• [Page excerpt]:
───

Really interesting. So does Jeff ever help you in your job? No.
You have your separate jobs, right?
[00:36:14] Speaker C: We have our separate jobs. But he. When I do retreats. I just had a retreat in Italy last year. I'm supposed to have one in October, but I'm not sure people are really up for travel.
[00:36:26] Speaker A: If the current nonsense goes on, it might be difficult.
[00:36:29] Speaker C: Yeah. And spending money on their relationship in that way is.
I'm not sure. I may end up postponing it by a year.
[00:36:37] Speaker A: Tourism to America. And he's made Americans feel like they don't know how they'll get back in the country if they leave. It's one of the further destructions of the economy that people are not even facing this thing about the stock market.
[00:36:51] Speaker C: But Jeff is my assistant at retreats, so he does.
[00:36:57] Speaker A: Tourism along Europe to America is a trillion dollar industry that is, I know, totally trash now.
[00:37:04] Speaker C: I know.
[00:37:07] Speaker A: Even was quite a big thing. Tourism in China is huge. In the rest of Asia, for example, it's, you know, they do have now a big middle class and so on. Unbelievable.
[00:37:17] Speaker C: Unbelievable.
[00:37:19] Speaker A: We don't want to go there.
[00:37:20] Speaker C: I know. We could go down a very dark rabbit hole going down that particular route.
[00:37:25] Speaker A: Yes. So, so how to, how to, how are you going to proceed? Where are you going from here? With, with the book? Where you're gonna, you're. You're going to be more deeply, even into the book than ever with a larger than ever pub. Public and helping them more. What would be your next step? How are you going to, how are you going to continue this?

───

• [Task inputs]:
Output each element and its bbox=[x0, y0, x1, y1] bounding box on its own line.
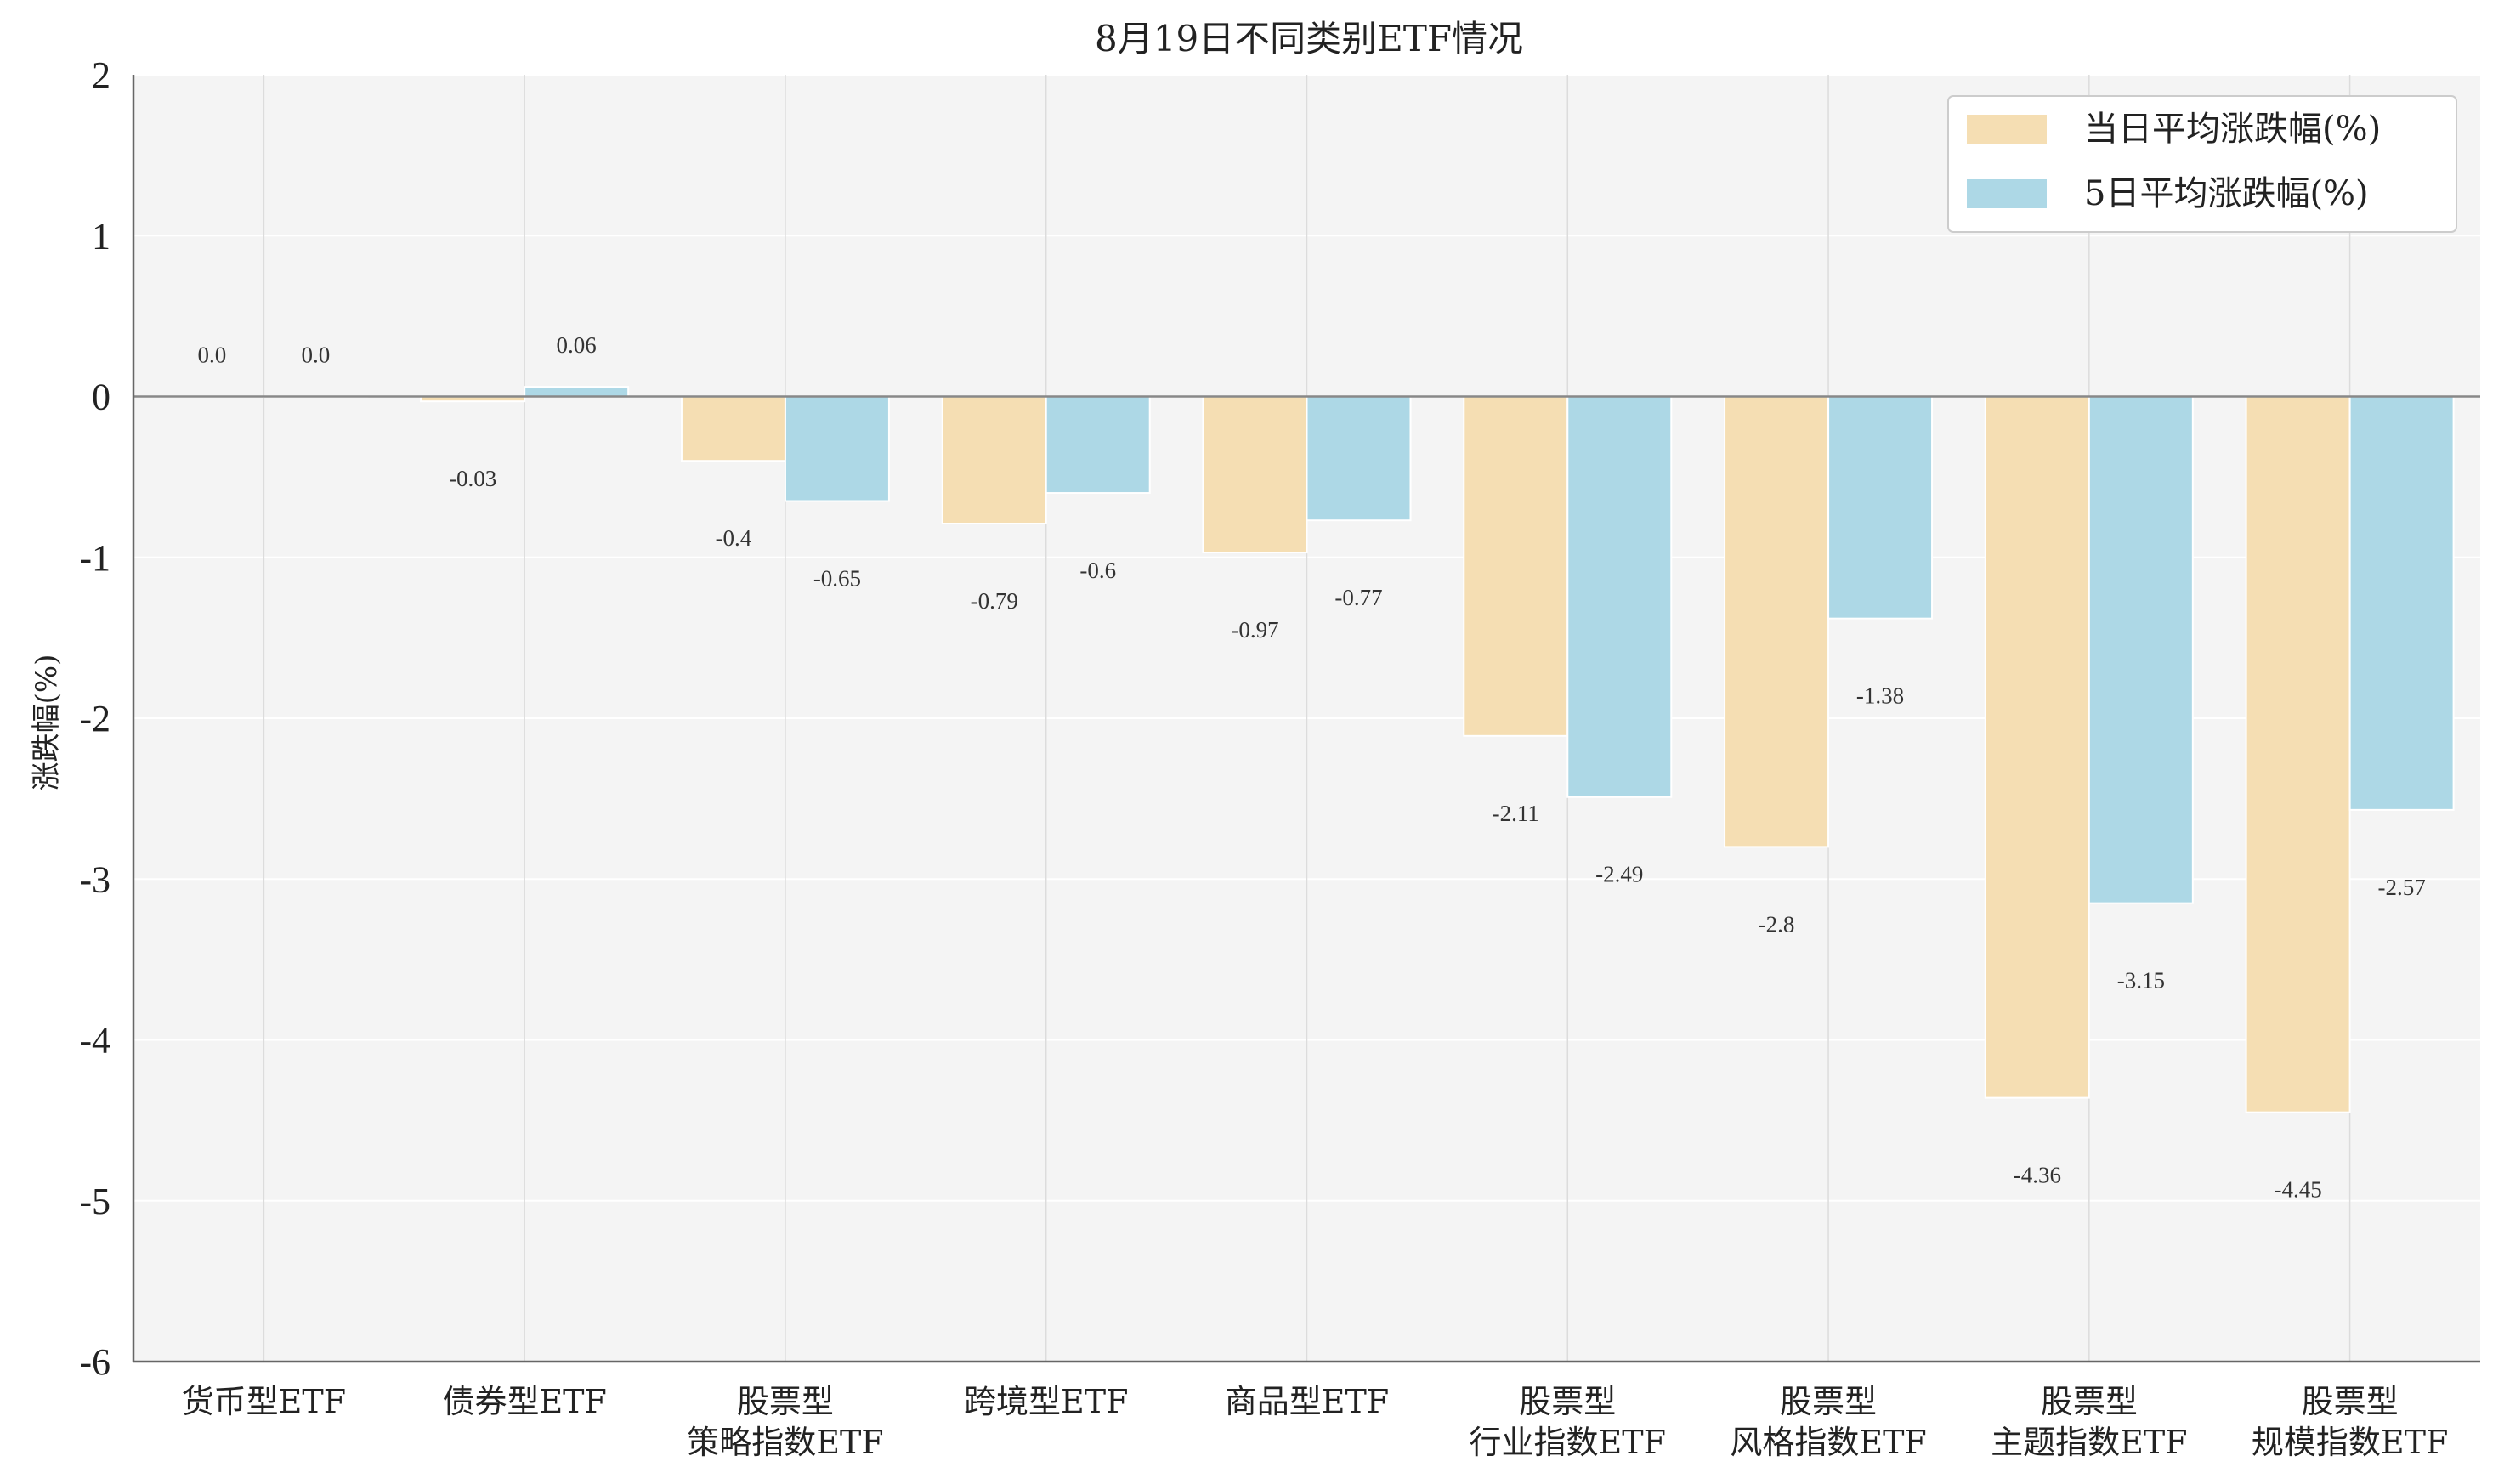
y-tick-label: -3 bbox=[79, 858, 110, 900]
bar-series-0 bbox=[2245, 395, 2351, 1113]
bar-series-1 bbox=[1566, 395, 1673, 798]
y-tick-label: -4 bbox=[79, 1020, 110, 1062]
bar-series-1 bbox=[1045, 395, 1151, 495]
x-tick-label: 股票型行业指数ETF bbox=[1470, 1383, 1666, 1461]
bar-series-1 bbox=[2088, 395, 2194, 904]
legend-label: 当日平均涨跌幅(%) bbox=[2084, 110, 2381, 149]
x-tick-label: 商品型ETF bbox=[1225, 1383, 1389, 1420]
data-label: -4.36 bbox=[2014, 1163, 2061, 1188]
bar-series-0 bbox=[1724, 395, 1830, 848]
data-label: -0.79 bbox=[971, 588, 1018, 614]
y-axis-label: 涨跌幅(%) bbox=[30, 654, 64, 791]
data-label: -0.6 bbox=[1079, 558, 1116, 583]
legend-frame bbox=[1947, 95, 2457, 233]
bar-series-1 bbox=[2348, 395, 2455, 811]
x-tick-label: 股票型规模指数ETF bbox=[2252, 1383, 2448, 1461]
data-label: -2.11 bbox=[1493, 801, 1539, 826]
bar-series-1 bbox=[524, 386, 630, 398]
legend-label: 5日平均涨跌幅(%) bbox=[2084, 174, 2369, 213]
y-tick-label: -5 bbox=[79, 1181, 110, 1222]
data-label: 0.06 bbox=[557, 332, 597, 358]
bar-series-1 bbox=[1306, 395, 1412, 522]
legend-swatch bbox=[1967, 115, 2047, 144]
data-label: 0.0 bbox=[198, 343, 227, 368]
bar-series-0 bbox=[1463, 395, 1569, 737]
legend-swatch bbox=[1967, 179, 2047, 208]
bar-series-0 bbox=[1984, 395, 2090, 1099]
chart-title: 8月19日不同类别ETF情况 bbox=[1095, 18, 1523, 59]
data-label: 0.0 bbox=[302, 343, 331, 368]
bar-series-0 bbox=[680, 395, 786, 462]
x-tick-label: 股票型主题指数ETF bbox=[1991, 1383, 2187, 1461]
x-tick-label: 股票型策略指数ETF bbox=[687, 1383, 883, 1461]
y-tick-label: -1 bbox=[79, 537, 110, 579]
bar-series-1 bbox=[1827, 395, 1934, 620]
y-tick-label: -2 bbox=[79, 698, 110, 739]
data-label: -1.38 bbox=[1856, 683, 1904, 709]
y-tick-label: 2 bbox=[92, 54, 110, 96]
bar-series-1 bbox=[784, 395, 890, 502]
bar-series-0 bbox=[941, 395, 1047, 525]
data-label: -3.15 bbox=[2117, 968, 2165, 994]
data-label: -2.49 bbox=[1595, 862, 1643, 887]
plot-area: 2 1 0 -1 -2 -3 -4 -5 -6 0.0 -0.03 -0.4 -0.79 -0.97 -2.… bbox=[79, 54, 2480, 1461]
x-tick-label: 股票型风格指数ETF bbox=[1730, 1383, 1926, 1461]
data-label: -0.77 bbox=[1334, 585, 1382, 610]
data-label: -2.57 bbox=[2377, 875, 2425, 900]
y-tick-label: 1 bbox=[92, 215, 110, 257]
data-label: -4.45 bbox=[2274, 1177, 2321, 1203]
data-label: -0.65 bbox=[813, 566, 861, 592]
data-label: -0.03 bbox=[449, 466, 496, 491]
legend: 当日平均涨跌幅(%) 5日平均涨跌幅(%) bbox=[1947, 95, 2457, 233]
x-tick-label: 债券型ETF bbox=[442, 1383, 606, 1420]
data-label: -0.4 bbox=[716, 525, 752, 551]
y-tick-label: -6 bbox=[79, 1341, 110, 1383]
x-tick-label: 跨境型ETF bbox=[964, 1383, 1128, 1420]
data-label: -0.97 bbox=[1231, 617, 1278, 643]
bar-series-0 bbox=[1202, 395, 1308, 554]
y-tick-label: 0 bbox=[92, 377, 110, 418]
data-label: -2.8 bbox=[1759, 911, 1795, 937]
x-tick-label: 货币型ETF bbox=[182, 1383, 346, 1420]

───

• [Requests]:
A: Show each line of the listing that contains the string "当日平均涨跌幅".
B: Write what comes next in the conversation transcript, picking up after its final line.

• [Task answers]:
A:
legend-label: 当日平均涨跌幅(%) bbox=[2084, 110, 2381, 149]
legend: 当日平均涨跌幅(%) 5日平均涨跌幅(%) bbox=[1947, 95, 2457, 233]

B:
[00:37:50] Speaker C: I am engaging with as many people as I can find to help them recognize the impact relationships have on the quality of our lives from you know, corporations. I'm, I'm speaking with Coca Cola here in the next couple of weeks.
[00:38:10] Speaker A: Right.
[00:38:11] Speaker C: To try and create a, even a culture there of your relationships impact your creativity, your productivity, your official. All of these sorts of things.
And so it's, it's just about building experiences where.
Because my work is very experiential, I don't as much talk about relationships as I put people into relationships. You know, even strangers. When I've done demonstrations, I take two strangers and I have them practice this exercise as though they know each other and they create a deep connection in a period of time, you know, in a short period of time. And so helping people recognize and feel the difference it makes to be in connection rather than, you know, this disconnected, judgment oriented, you versus me cultural phenomenon. We have everywhere that because people voted differently or, or spend their money differently or look differently that they're bad.
[00:39:12] Speaker A: Yes.
[00:39:13] Speaker C: I don't want to know them.
You know, where the isolationism that's Happening culturally is absolutely alarming.
[00:39:22] Speaker A: Yes. Yes. I saw on Instagram this morning someone who, in England talking about how Thatcher got people to feel more and more individualized on purpose, and that the neoliberalism made people feel that they weren't in a community anymore and they made people feel more helpless about improving their situation in society and so on. Very cogent way of explaining it. And the rediscovery of community as more powerful actually, than the atomized individual. But the manipulative and authoritarian social systems pretend to promise a kind of new community, the way she put it.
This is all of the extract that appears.